● SET TASK
Duplicate the blog post below, word for word, from "in the meantime…" to "all so appreciated.".

● PASSAGE
Monthly Archives: April 2009

under construction

if you faithful readers haven’t already noticed, My Bottle’s Up! is getting a little face-lift. the readership has picked up recently, the community has picked up immensely, and i can say that we are officially “under construction” as we prepare for a relaunch.

i ask that you stick with me for the next few days while i meet with some good friends, correspond with other good friends, and get the tweaks worked out. these “good friends” are people who are teaching me so much about this blogosphere and how it all works.

paul and i are looking into copyrighting our materials. according to him, “we need to copyright your shit so no one can steal your shit.”

um, it never occurred to me that anyone would want to “steal my shit,” but ok.

there is A LOT that goes into this entrepreneurship… mom-preneurship… whatever you want to call it. but i am encouraged by you wonderful people out there who are helping me learn as i go and so willing to teach.

in the meantime… to the right, you will find a badge for the March of Dimes team paul and i created over the weekend. My Bottle’s Up for Maddie! will walk in baltimore’s camden yard (4 miles) on may 3rd (my birthday) to honor madeline alice spohr. please visit our team page and join us if you’re in the baltimore area may 3rd. if you can’t join us, please consider clicking over to the right and sponsoring our team. if you are in the los angeles area and can attend her service tuesday, please do so (details on their blog). if you are like paul and i (on the east coast) and want to show your support, please wear purple in honor of maddie on tuesday.

thank you for your continued support of the spohr family as they grieve the loss of their precious baby girl. and thank you for supporting the blogging community and the efforts we make to help those in need. you are all so appreciated.

Stored entries
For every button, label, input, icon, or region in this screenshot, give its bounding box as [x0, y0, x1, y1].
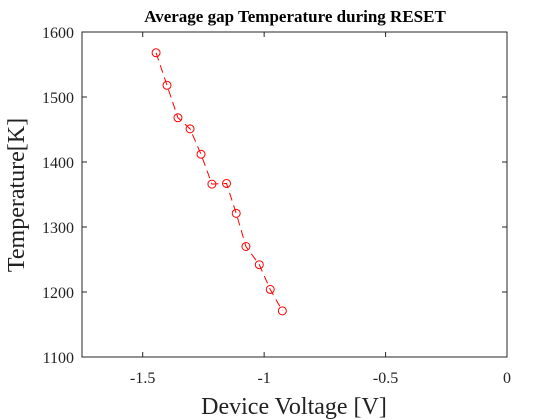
- data-point: [196, 149, 206, 159]
- axis-ticks: [82, 31, 508, 358]
- data-point: [254, 260, 264, 270]
- y-tick-label: 1500: [42, 90, 74, 107]
- y-tick-label: 1300: [42, 220, 74, 237]
- data-point: [241, 242, 251, 251]
- axis-tick-labels: -1.5 -1 -0.5 0 1100 1200 1300 1400 1500 1600: [42, 25, 511, 387]
- y-tick-label: 1200: [42, 285, 74, 302]
- x-tick-label: -0.5: [373, 370, 398, 387]
- y-tick-label: 1600: [42, 25, 74, 42]
- y-tick-label: 1400: [42, 155, 74, 172]
- data-point: [207, 179, 217, 189]
- y-tick-label: 1100: [43, 350, 74, 367]
- x-tick-label: -1: [257, 370, 270, 387]
- data-point: [185, 124, 195, 134]
- plot-frame: [81, 31, 508, 358]
- x-axis-label: Device Voltage [V]: [201, 394, 387, 420]
- series-line: [155, 52, 283, 312]
- data-point: [231, 208, 241, 218]
- data-point: [162, 80, 172, 90]
- data-point: [222, 178, 231, 188]
- data-point: [277, 306, 287, 316]
- data-series: [151, 48, 287, 316]
- chart-title: Average gap Temperature during RESET: [144, 7, 446, 26]
- data-point: [151, 48, 161, 58]
- x-tick-label: -1.5: [130, 370, 155, 387]
- data-point: [173, 113, 183, 123]
- data-point: [265, 284, 275, 294]
- x-tick-label: 0: [503, 370, 511, 387]
- y-axis-label: Temperature[K]: [4, 118, 30, 272]
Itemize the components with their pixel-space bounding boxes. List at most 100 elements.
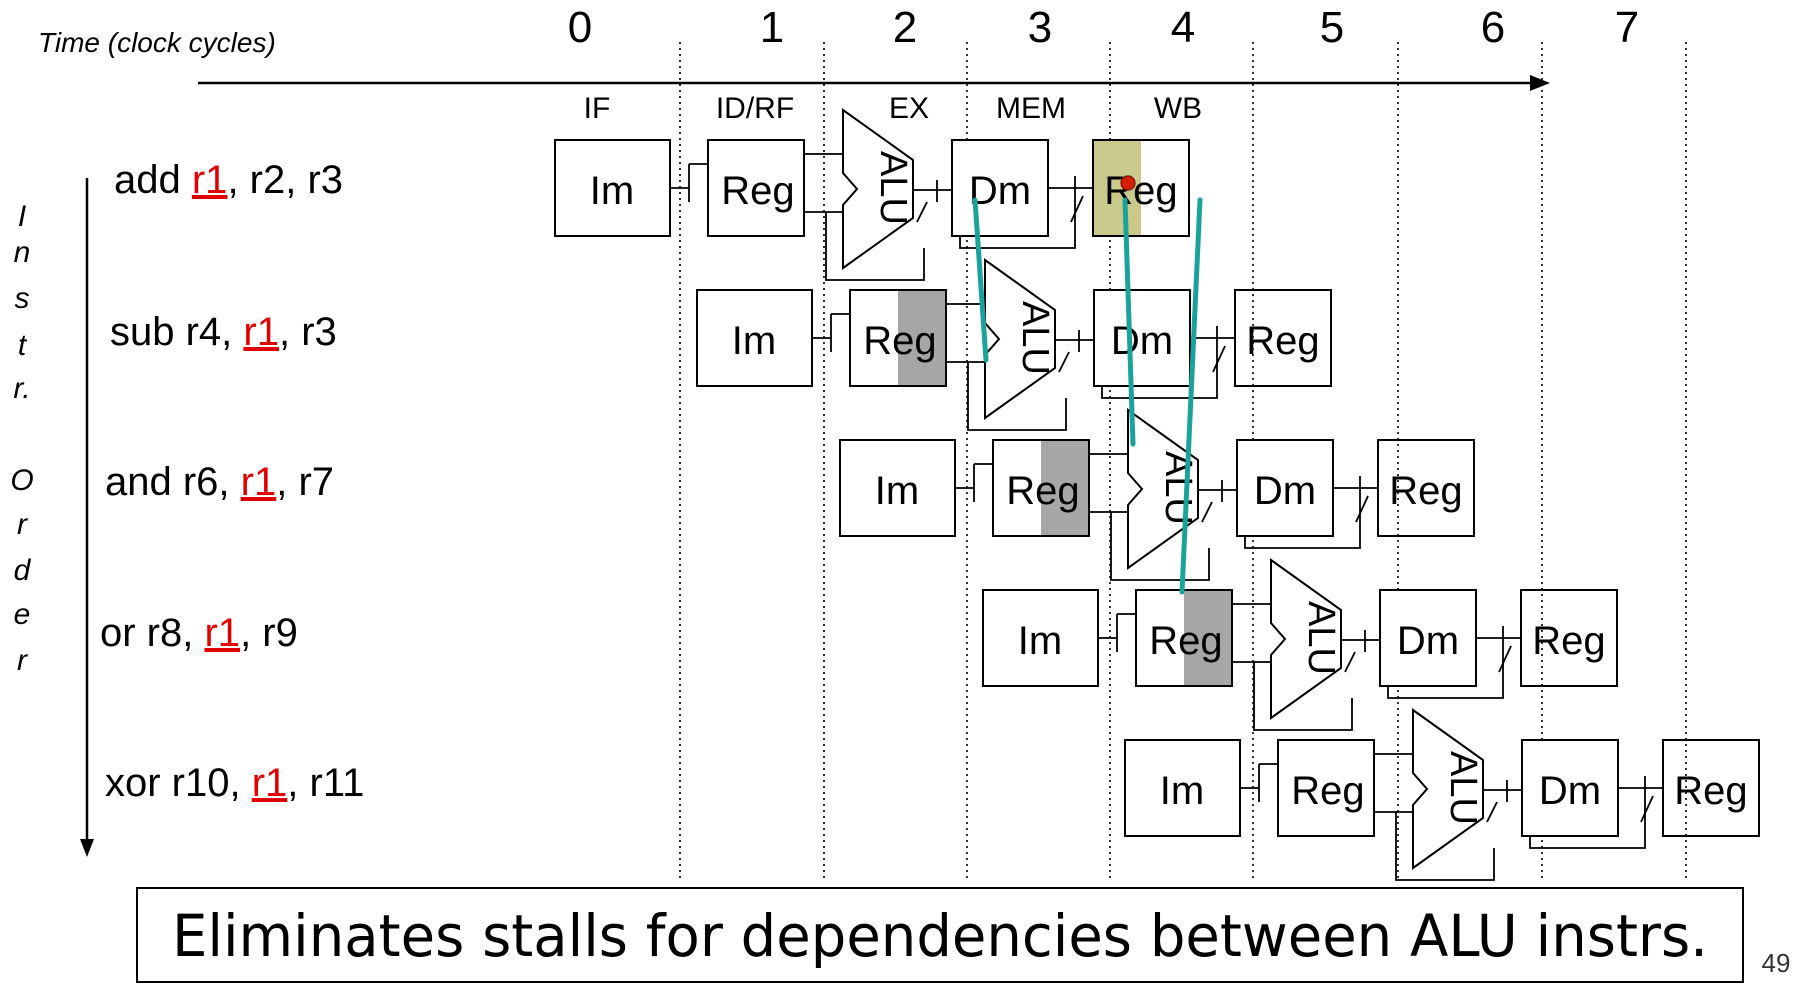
forwarding-line — [1122, 197, 1136, 447]
writeback-register-label: Reg — [1674, 769, 1747, 813]
instruction-memory-label: Im — [1018, 619, 1062, 663]
register-file-box — [707, 139, 805, 237]
datapath-wire — [804, 153, 844, 213]
datapath-wire — [1483, 780, 1522, 802]
datapath-wire — [1212, 345, 1226, 373]
datapath-wire — [1190, 326, 1235, 352]
datapath-wire — [1055, 330, 1094, 352]
instruction-memory-label: Im — [590, 169, 634, 213]
pipeline-rows: Im Reg ALU Dm Reg Im Reg ALU Dm Reg Im Reg ALU Dm Reg I… — [554, 108, 1760, 881]
instruction-opcode: sub r4, — [110, 310, 243, 354]
datapath-wire — [1333, 476, 1378, 502]
instruction-memory-box — [554, 139, 671, 237]
order-axis-letter: r — [17, 644, 28, 677]
cycle-number: 6 — [1481, 3, 1505, 52]
writeback-register-box — [1377, 439, 1475, 537]
cycle-number: 0 — [568, 3, 592, 52]
datapath-wire — [1070, 195, 1084, 223]
dependency-register: r1 — [252, 761, 288, 805]
datapath-wire — [1098, 613, 1136, 652]
alu-label: ALU — [872, 151, 914, 225]
instruction-label: and r6, r1, r7 — [105, 460, 334, 504]
pipeline-row: Im Reg ALU Dm Reg — [839, 408, 1475, 581]
datapath-wire — [1344, 651, 1356, 673]
cycle-number: 2 — [893, 3, 917, 52]
data-memory-label: Dm — [1254, 469, 1316, 513]
register-file-label: Reg — [721, 169, 794, 213]
writeback-register-box — [1234, 289, 1332, 387]
register-file-label: Reg — [1006, 469, 1079, 513]
alu-shape — [1270, 558, 1342, 720]
time-axis-arrowhead — [1530, 75, 1550, 91]
datapath-wire — [812, 313, 850, 352]
order-axis-letter: r — [17, 508, 28, 541]
register-file-label: Reg — [1291, 769, 1364, 813]
order-axis-letter: t — [18, 329, 28, 362]
datapath-wire — [1341, 630, 1380, 652]
datapath-wire — [1387, 652, 1504, 699]
order-axis-letter: s — [15, 282, 30, 315]
order-axis-letter: O — [10, 464, 33, 497]
datapath-wire — [1244, 502, 1361, 549]
datapath-wire — [1618, 776, 1663, 802]
forwarding-line — [1179, 197, 1203, 595]
order-axis-letter: n — [14, 236, 31, 269]
stage-label: WB — [1154, 92, 1202, 125]
datapath-wire — [1048, 176, 1093, 202]
data-memory-box — [1093, 289, 1191, 387]
instruction-operands: , r2, r3 — [227, 158, 343, 202]
writeback-register-label: Reg — [1246, 319, 1319, 363]
instruction-memory-box — [839, 439, 956, 537]
instruction-label: sub r4, r1, r3 — [110, 310, 337, 354]
datapath-wire — [955, 463, 993, 502]
caption-text: Eliminates stalls for dependencies betwe… — [172, 902, 1708, 970]
instruction-memory-label: Im — [875, 469, 919, 513]
data-memory-label: Dm — [969, 169, 1031, 213]
datapath-wire — [1232, 603, 1272, 663]
data-memory-label: Dm — [1539, 769, 1601, 813]
instruction-opcode: add — [114, 158, 192, 202]
instruction-memory-label: Im — [1160, 769, 1204, 813]
instruction-operands: , r7 — [276, 460, 334, 504]
data-memory-label: Dm — [1397, 619, 1459, 663]
instruction-memory-box — [696, 289, 813, 387]
instruction-label: or r8, r1, r9 — [100, 611, 298, 655]
datapath-wire — [1529, 802, 1646, 849]
register-file-box — [849, 289, 947, 387]
stage-label: EX — [889, 92, 929, 125]
alu-label: ALU — [1300, 601, 1342, 675]
datapath-wire — [1355, 495, 1369, 523]
writeback-register-label: Reg — [1389, 469, 1462, 513]
alu-label: ALU — [1014, 301, 1056, 375]
register-file-box — [992, 439, 1090, 537]
datapath-wire — [1498, 645, 1512, 673]
datapath-wire — [1201, 501, 1213, 523]
datapath-wire — [1253, 662, 1353, 731]
stage-label: ID/RF — [716, 92, 794, 125]
time-axis-label: Time (clock cycles) — [38, 27, 276, 58]
datapath-wire — [1395, 812, 1495, 881]
register-file-label: Reg — [863, 319, 936, 363]
datapath-wire — [1476, 626, 1521, 652]
stage-label: MEM — [996, 92, 1066, 125]
dependency-register: r1 — [241, 460, 277, 504]
instruction-memory-label: Im — [732, 319, 776, 363]
timeline-header: Time (clock cycles) 0 1 2 3 4 5 6 7 IF ID/RF EX MEM W… — [38, 3, 1639, 125]
instruction-opcode: and r6, — [105, 460, 241, 504]
writeback-dot — [1120, 175, 1136, 191]
datapath-wire — [1058, 351, 1070, 373]
writeback-register-box — [1662, 739, 1760, 837]
instruction-opcode: or r8, — [100, 611, 204, 655]
register-file-label: Reg — [1149, 619, 1222, 663]
register-read-highlight — [1184, 590, 1232, 686]
dependency-register: r1 — [204, 611, 240, 655]
register-read-highlight — [898, 290, 946, 386]
datapath-wire — [1089, 453, 1129, 513]
datapath-wire — [1240, 763, 1278, 802]
alu-shape — [1127, 408, 1199, 570]
dependency-register: r1 — [192, 158, 228, 202]
instruction-opcode: xor r10, — [105, 761, 252, 805]
dependency-register: r1 — [243, 310, 279, 354]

● TASK RESULT
in the meantime… to the right, you will find a badge for the March of Dimes team paul and i created over the weekend. My Bottle’s Up for Maddie! will walk in baltimore’s camden yard (4 miles) on may 3rd (my birthday) to honor madeline alice spohr. please visit our team page and join us if you’re in the baltimore area may 3rd. if you can’t join us, please consider clicking over to the right and sponsoring our team. if you are in the los angeles area and can attend her service tuesday, please do so (details on their blog). if you are like paul and i (on the east coast) and want to show your support, please wear purple in honor of maddie on tuesday.

thank you for your continued support of the spohr family as they grieve the loss of their precious baby girl. and thank you for supporting the blogging community and the efforts we make to help those in need. you are all so appreciated.